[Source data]

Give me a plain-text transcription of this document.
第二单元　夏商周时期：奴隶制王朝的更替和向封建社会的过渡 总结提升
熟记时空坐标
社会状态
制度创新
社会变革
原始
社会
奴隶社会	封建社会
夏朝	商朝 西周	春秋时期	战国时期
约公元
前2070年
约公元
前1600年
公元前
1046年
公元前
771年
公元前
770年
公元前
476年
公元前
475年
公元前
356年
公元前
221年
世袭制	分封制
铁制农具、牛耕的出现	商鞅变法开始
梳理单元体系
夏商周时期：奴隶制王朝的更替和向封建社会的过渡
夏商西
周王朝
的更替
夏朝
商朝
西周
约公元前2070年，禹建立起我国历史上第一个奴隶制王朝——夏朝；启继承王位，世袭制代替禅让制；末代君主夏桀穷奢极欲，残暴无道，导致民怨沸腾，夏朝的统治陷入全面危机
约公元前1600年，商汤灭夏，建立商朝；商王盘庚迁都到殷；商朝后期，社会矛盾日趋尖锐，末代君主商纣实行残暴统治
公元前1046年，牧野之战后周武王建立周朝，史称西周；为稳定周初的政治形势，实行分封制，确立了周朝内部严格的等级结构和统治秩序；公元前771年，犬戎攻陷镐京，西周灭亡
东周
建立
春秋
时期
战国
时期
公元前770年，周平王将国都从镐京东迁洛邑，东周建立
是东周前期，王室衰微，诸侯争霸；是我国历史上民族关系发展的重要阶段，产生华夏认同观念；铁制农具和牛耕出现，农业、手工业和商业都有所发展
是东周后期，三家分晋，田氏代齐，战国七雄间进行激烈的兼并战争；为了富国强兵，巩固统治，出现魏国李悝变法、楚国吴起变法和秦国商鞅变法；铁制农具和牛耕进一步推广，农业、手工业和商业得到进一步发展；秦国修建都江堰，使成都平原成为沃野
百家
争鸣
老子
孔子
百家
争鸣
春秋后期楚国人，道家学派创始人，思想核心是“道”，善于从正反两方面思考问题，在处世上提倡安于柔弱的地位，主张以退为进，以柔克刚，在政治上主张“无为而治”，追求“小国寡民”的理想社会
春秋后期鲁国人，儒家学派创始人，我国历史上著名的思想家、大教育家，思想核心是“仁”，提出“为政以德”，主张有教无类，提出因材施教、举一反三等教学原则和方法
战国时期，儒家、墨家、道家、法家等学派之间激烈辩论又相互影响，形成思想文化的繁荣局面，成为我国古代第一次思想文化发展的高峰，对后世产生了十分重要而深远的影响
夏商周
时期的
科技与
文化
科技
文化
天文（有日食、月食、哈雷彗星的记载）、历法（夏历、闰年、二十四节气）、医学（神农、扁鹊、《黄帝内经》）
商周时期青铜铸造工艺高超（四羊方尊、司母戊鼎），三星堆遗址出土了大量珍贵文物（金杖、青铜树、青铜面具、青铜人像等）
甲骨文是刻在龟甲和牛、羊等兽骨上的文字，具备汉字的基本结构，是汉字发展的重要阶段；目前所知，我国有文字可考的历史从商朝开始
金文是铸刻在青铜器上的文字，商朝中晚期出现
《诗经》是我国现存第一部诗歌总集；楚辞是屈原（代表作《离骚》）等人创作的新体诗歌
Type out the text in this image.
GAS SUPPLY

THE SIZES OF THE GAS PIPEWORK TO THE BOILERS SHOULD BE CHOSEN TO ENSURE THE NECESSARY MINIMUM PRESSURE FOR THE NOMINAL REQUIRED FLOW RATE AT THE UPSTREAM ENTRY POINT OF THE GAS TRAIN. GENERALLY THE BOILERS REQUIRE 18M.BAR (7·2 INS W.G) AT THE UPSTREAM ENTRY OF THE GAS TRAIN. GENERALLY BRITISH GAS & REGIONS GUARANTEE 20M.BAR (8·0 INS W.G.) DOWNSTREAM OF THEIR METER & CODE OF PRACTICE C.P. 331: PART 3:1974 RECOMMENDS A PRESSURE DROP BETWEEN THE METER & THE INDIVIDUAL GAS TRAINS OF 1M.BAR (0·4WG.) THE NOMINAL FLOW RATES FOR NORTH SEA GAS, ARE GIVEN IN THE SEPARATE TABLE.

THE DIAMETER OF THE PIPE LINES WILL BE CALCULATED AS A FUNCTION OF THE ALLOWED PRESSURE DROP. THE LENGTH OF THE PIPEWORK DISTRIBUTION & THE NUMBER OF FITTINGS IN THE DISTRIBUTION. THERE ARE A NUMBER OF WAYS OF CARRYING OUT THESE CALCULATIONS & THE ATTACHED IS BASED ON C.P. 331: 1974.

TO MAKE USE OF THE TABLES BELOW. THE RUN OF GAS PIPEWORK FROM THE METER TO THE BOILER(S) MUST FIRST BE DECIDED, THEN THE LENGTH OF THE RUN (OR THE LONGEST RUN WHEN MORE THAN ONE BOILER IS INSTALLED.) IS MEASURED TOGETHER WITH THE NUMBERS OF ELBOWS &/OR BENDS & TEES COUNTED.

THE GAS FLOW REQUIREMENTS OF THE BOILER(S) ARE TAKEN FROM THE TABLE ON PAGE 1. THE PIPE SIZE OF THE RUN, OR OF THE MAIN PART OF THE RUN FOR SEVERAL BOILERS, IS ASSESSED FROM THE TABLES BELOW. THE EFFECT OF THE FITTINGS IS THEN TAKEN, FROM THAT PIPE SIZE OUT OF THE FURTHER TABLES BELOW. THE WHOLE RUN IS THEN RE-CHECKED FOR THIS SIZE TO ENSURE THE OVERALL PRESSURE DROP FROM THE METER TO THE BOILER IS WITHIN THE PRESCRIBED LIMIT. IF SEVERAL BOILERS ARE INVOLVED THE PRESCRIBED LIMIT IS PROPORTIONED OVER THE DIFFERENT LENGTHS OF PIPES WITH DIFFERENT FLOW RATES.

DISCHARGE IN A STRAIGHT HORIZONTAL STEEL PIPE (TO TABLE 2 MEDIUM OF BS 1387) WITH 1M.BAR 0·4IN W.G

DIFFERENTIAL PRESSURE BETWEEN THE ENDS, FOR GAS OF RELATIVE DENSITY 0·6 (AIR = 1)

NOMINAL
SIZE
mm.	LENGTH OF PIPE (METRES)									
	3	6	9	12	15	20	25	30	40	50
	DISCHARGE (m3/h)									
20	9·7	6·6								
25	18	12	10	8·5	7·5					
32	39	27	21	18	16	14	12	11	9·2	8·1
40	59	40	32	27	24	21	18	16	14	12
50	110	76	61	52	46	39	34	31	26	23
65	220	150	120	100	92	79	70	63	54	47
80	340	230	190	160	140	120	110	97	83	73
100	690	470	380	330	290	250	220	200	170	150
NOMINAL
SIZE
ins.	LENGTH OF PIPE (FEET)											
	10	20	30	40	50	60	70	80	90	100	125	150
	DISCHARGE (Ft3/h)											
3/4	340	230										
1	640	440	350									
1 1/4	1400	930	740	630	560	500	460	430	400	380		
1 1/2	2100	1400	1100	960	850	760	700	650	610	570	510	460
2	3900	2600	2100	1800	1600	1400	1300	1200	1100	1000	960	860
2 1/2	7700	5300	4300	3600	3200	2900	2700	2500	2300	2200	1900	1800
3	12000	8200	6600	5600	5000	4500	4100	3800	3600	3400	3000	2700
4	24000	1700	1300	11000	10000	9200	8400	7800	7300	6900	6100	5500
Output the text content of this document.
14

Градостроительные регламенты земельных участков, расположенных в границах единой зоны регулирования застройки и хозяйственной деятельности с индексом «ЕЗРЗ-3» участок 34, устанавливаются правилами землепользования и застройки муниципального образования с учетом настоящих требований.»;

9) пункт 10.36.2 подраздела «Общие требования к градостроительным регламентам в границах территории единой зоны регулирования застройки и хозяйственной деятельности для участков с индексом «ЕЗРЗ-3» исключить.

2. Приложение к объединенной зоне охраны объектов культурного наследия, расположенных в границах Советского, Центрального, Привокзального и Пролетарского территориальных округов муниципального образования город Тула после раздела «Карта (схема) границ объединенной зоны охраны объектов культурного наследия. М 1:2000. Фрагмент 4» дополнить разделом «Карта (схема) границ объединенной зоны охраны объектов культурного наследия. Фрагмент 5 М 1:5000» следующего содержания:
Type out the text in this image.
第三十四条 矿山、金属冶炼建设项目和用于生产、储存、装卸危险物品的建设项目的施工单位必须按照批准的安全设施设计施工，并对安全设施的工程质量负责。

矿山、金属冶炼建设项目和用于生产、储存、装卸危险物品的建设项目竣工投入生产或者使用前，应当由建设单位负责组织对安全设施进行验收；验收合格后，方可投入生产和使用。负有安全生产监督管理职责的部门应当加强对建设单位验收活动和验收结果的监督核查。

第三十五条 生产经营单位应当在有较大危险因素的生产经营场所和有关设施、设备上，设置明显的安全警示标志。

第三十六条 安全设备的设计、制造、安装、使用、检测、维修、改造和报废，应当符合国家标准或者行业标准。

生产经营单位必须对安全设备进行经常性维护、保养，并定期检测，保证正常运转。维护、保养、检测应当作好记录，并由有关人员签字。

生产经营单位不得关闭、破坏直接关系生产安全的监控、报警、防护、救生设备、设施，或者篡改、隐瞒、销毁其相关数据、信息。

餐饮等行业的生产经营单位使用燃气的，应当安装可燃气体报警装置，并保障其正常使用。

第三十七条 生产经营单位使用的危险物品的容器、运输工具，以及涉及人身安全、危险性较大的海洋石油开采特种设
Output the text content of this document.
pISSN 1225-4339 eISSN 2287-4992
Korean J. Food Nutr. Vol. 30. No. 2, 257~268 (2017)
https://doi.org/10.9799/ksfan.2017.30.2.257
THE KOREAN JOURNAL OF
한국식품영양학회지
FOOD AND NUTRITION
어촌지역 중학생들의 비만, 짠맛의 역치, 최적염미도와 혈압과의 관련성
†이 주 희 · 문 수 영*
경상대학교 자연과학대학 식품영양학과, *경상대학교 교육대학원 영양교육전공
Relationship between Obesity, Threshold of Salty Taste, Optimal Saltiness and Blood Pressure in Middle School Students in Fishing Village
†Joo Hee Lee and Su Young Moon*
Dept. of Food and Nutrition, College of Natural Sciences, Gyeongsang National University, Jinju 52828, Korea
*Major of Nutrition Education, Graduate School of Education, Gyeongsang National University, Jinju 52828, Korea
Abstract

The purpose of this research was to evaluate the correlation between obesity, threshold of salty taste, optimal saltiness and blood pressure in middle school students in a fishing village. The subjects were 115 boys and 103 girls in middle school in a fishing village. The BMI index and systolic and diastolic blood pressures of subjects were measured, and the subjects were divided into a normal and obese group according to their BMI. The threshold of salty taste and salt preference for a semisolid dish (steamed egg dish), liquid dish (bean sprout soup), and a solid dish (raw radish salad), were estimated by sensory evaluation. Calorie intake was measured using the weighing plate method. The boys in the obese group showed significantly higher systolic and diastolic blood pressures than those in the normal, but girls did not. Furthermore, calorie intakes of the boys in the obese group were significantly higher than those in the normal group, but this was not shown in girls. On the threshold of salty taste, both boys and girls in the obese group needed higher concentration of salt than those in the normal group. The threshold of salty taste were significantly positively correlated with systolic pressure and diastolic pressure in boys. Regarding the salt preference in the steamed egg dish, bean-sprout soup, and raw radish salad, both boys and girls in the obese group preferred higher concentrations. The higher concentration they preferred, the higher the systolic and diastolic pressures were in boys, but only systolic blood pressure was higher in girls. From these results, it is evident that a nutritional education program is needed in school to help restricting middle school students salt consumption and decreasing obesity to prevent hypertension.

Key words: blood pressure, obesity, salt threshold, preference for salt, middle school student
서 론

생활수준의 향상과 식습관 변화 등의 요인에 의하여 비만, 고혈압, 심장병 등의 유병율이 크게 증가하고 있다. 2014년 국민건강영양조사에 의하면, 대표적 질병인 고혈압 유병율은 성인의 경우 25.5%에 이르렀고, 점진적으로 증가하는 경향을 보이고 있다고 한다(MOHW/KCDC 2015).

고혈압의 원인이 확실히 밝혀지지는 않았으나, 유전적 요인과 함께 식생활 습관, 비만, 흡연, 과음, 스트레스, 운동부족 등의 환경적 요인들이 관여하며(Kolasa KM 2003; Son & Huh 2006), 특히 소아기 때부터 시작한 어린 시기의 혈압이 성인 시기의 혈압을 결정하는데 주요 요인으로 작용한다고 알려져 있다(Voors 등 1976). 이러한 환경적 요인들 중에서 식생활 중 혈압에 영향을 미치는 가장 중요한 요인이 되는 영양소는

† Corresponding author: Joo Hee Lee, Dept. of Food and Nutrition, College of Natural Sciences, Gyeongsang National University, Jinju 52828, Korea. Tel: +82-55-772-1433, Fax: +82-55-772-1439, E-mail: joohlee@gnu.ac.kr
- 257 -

JOB –
Which lines in the listing above hold the word "PIPEWORK"? Show each of them.

OUTPUT OF THE TASK –
THE SIZES OF THE GAS PIPEWORK TO THE BOILERS SHOULD BE CHOSEN TO ENSURE THE NECESSARY MINIMUM PRESSURE FOR THE NOMINAL REQUIRED FLOW RATE AT THE UPSTREAM ENTRY POINT OF THE GAS TRAIN. GENERALLY THE BOILERS REQUIRE 18M.BAR (7·2 INS W.G) AT THE UPSTREAM ENTRY OF THE GAS TRAIN. GENERALLY BRITISH GAS & REGIONS GUARANTEE 20M.BAR (8·0 INS W.G.) DOWNSTREAM OF THEIR METER & CODE OF PRACTICE C.P. 331: PART 3:1974 RECOMMENDS A PRESSURE DROP BETWEEN THE METER & THE INDIVIDUAL GAS TRAINS OF 1M.BAR (0·4WG.) THE NOMINAL FLOW RATES FOR NORTH SEA GAS, ARE GIVEN IN THE SEPARATE TABLE.
THE DIAMETER OF THE PIPE LINES WILL BE CALCULATED AS A FUNCTION OF THE ALLOWED PRESSURE DROP. THE LENGTH OF THE PIPEWORK DISTRIBUTION & THE NUMBER OF FITTINGS IN THE DISTRIBUTION. THERE ARE A NUMBER OF WAYS OF CARRYING OUT THESE CALCULATIONS & THE ATTACHED IS BASED ON C.P. 331: 1974.
TO MAKE USE OF THE TABLES BELOW. THE RUN OF GAS PIPEWORK FROM THE METER TO THE BOILER(S) MUST FIRST BE DECIDED, THEN THE LENGTH OF THE RUN (OR THE LONGEST RUN WHEN MORE THAN ONE BOILER IS INSTALLED.) IS MEASURED TOGETHER WITH THE NUMBERS OF ELBOWS &/OR BENDS & TEES COUNTED.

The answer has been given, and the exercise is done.